Goal: Among the records below, find each line that includes the string "icon" and copy it.
★ ★ ★ ★
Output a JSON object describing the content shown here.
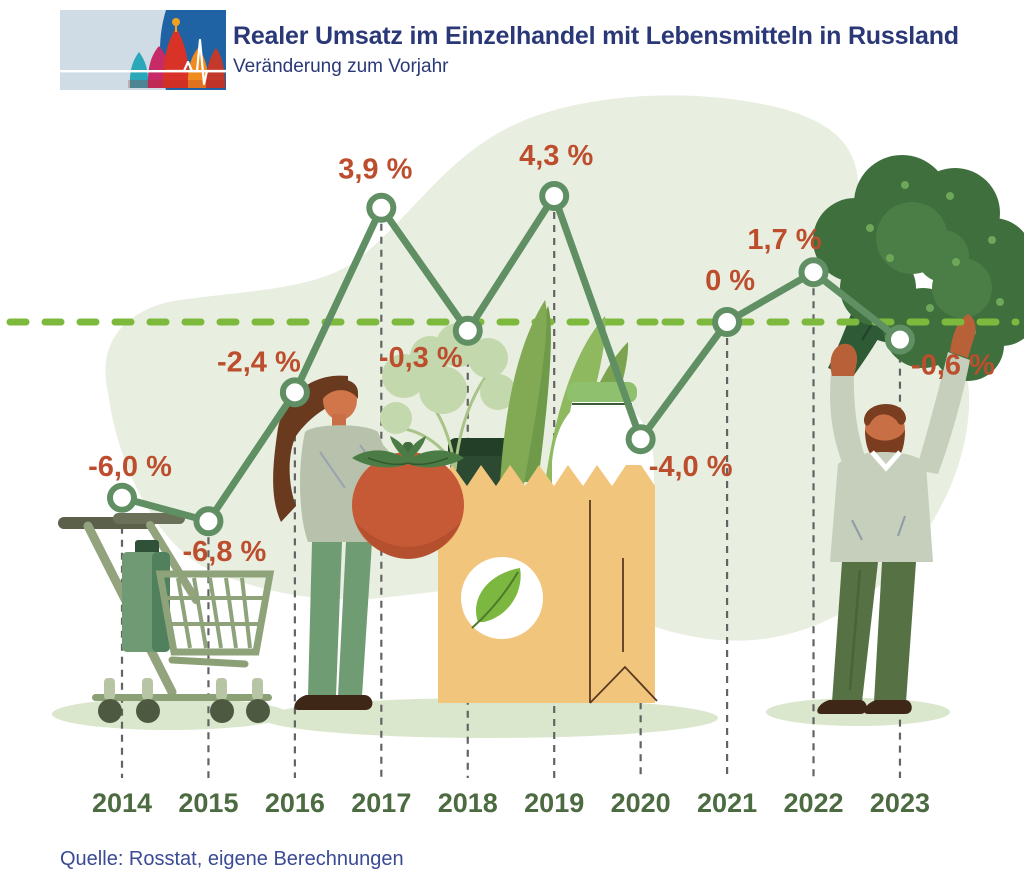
{
  "header": {
    "title": "Realer Umsatz im Einzelhandel mit Lebensmitteln in Russland",
    "subtitle": "Veränderung zum Vorjahr",
    "logo": {
      "left_icon": "st-basils-cathedral-icon",
      "right_icon": "pulse-line-icon"
    }
  },
  "chart_data": {
    "type": "line",
    "categories": [
      "2014",
      "2015",
      "2016",
      "2017",
      "2018",
      "2019",
      "2020",
      "2021",
      "2022",
      "2023"
    ],
    "values": [
      -6.0,
      -6.8,
      -2.4,
      3.9,
      -0.3,
      4.3,
      -4.0,
      0,
      1.7,
      -0.6
    ],
    "value_labels": [
      "-6,0 %",
      "-6,8 %",
      "-2,4 %",
      "3,9 %",
      "-0,3 %",
      "4,3 %",
      "-4,0 %",
      "0 %",
      "1,7 %",
      "-0,6 %"
    ],
    "title": "Realer Umsatz im Einzelhandel mit Lebensmitteln in Russland",
    "subtitle": "Veränderung zum Vorjahr",
    "unit": "%",
    "baseline_value": 0,
    "ylim": [
      -8,
      6
    ],
    "xlabel": "",
    "ylabel": "Veränderung zum Vorjahr (%)",
    "grid": false,
    "legend": false,
    "zero_line_style": "dashed"
  },
  "footer": {
    "source": "Quelle: Rosstat, eigene Berechnungen"
  },
  "colors": {
    "line": "#5f8f63",
    "marker_fill": "#ffffff",
    "zero_line": "#7db93c",
    "value_label": "#bc4e2e",
    "year_label": "#4c6b41",
    "guide_line": "#636363",
    "title_text": "#2b3878",
    "source_text": "#3a4a94",
    "background_blob": "#e8eee0",
    "ground_shadow": "#dbe7cd",
    "logo_blue": "#1f63a4"
  },
  "illustrations": [
    "shopping-cart",
    "woman-holding-tomato",
    "grocery-bag-with-vegetables",
    "man-holding-broccoli"
  ]
}
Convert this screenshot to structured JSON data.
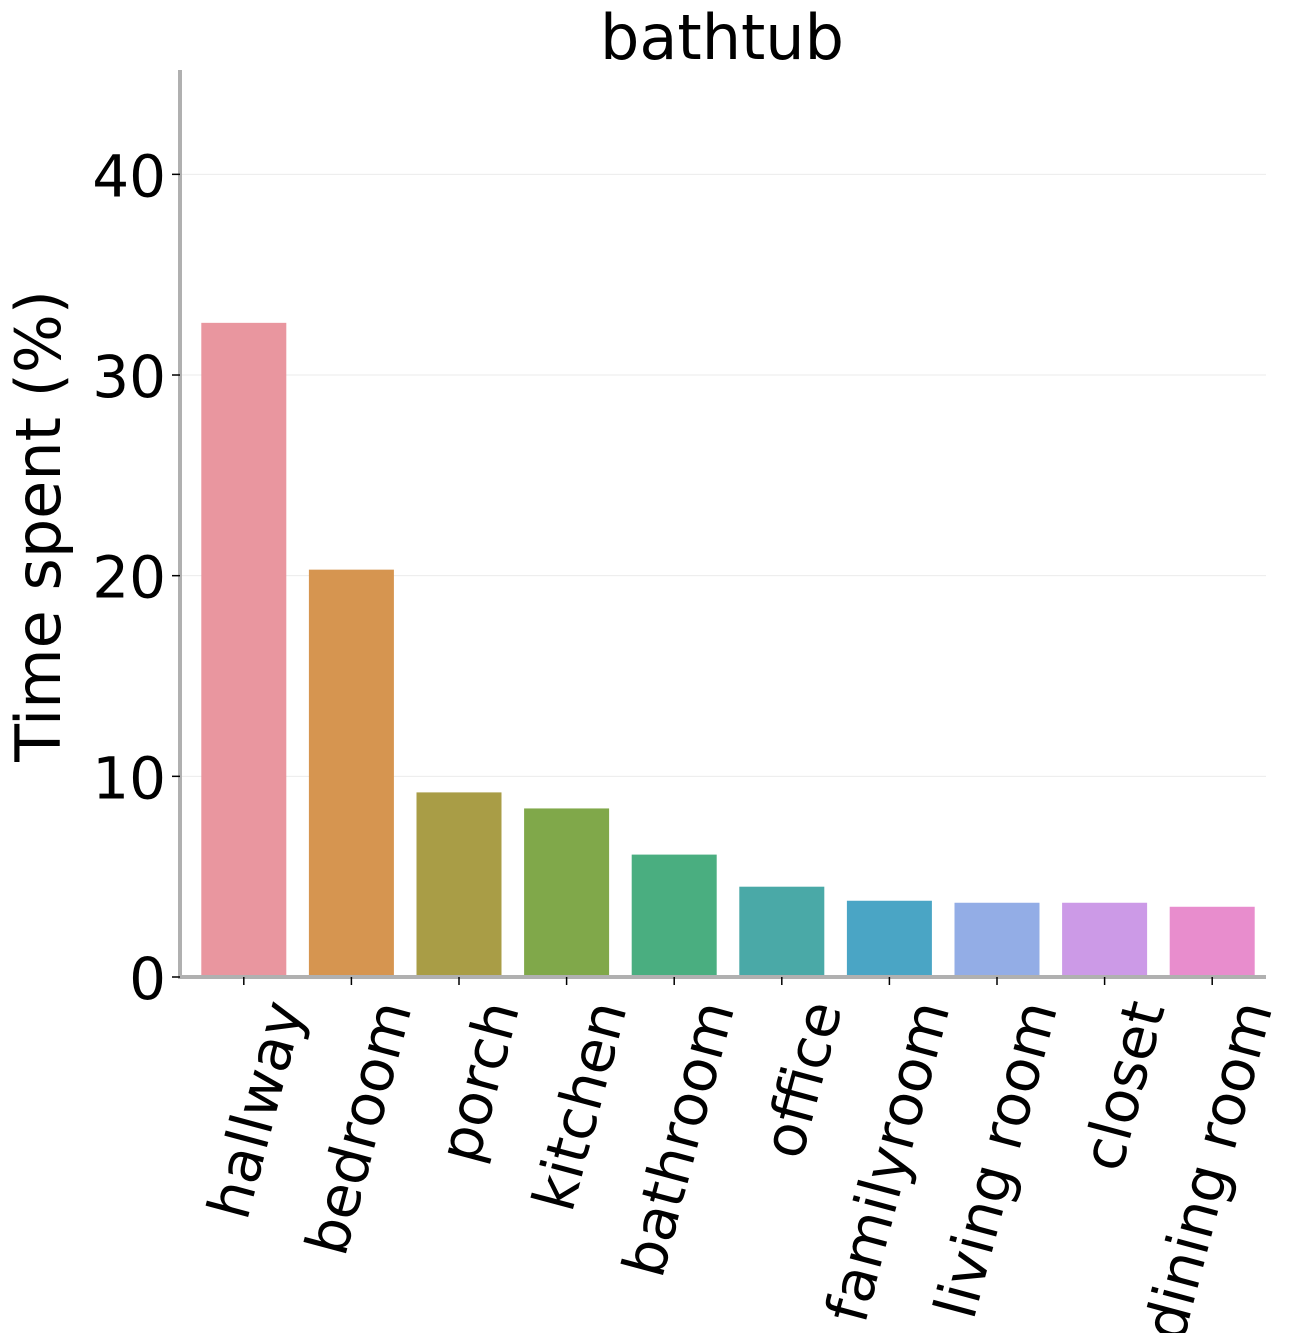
{
  "chart_data": {
    "type": "bar",
    "title": "bathtub",
    "xlabel": "",
    "ylabel": "Time spent (%)",
    "ylim": [
      0,
      45.2
    ],
    "yticks": [
      0,
      10,
      20,
      30,
      40
    ],
    "grid": "horizontal",
    "categories": [
      "hallway",
      "bedroom",
      "porch",
      "kitchen",
      "bathroom",
      "office",
      "familyroom",
      "living room",
      "closet",
      "dining room"
    ],
    "values": [
      32.6,
      20.3,
      9.2,
      8.4,
      6.1,
      4.5,
      3.8,
      3.7,
      3.7,
      3.5
    ],
    "colors": [
      "#e9969f",
      "#d69550",
      "#a99d46",
      "#80a84a",
      "#4aae80",
      "#4aa9a7",
      "#4aa5c5",
      "#93ade6",
      "#cc9ae7",
      "#e88dcd"
    ]
  }
}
★ ★ ★ ★
Solution to this exercise:
      "left_icon": "st-basils-cathedral-icon",
      "right_icon": "pulse-line-icon"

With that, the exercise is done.